_LISTED RECORDS_

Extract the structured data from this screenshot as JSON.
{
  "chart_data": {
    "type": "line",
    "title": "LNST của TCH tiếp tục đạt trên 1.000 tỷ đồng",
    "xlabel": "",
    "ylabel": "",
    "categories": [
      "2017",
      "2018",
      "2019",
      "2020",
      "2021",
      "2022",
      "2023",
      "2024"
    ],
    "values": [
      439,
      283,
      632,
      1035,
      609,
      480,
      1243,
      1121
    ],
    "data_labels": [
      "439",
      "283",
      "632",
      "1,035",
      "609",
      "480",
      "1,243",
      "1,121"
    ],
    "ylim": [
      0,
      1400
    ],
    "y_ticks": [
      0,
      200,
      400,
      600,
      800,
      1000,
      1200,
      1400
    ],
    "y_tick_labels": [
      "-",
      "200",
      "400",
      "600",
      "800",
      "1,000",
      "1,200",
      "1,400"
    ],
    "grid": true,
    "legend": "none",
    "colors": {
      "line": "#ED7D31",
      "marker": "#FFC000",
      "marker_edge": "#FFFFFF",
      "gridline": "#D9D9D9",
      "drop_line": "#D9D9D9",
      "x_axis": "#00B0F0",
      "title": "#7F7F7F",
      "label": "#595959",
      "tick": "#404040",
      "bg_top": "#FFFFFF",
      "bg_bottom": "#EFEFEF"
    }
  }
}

_DIRECTIONS FOR THIS TASK_
Copy out each line of the material that holds the word "title".

_SOLUTION TO THIS PROBLEM_
    "title": "LNST của TCH tiếp tục đạt trên 1.000 tỷ đồng",
      "title": "#7F7F7F",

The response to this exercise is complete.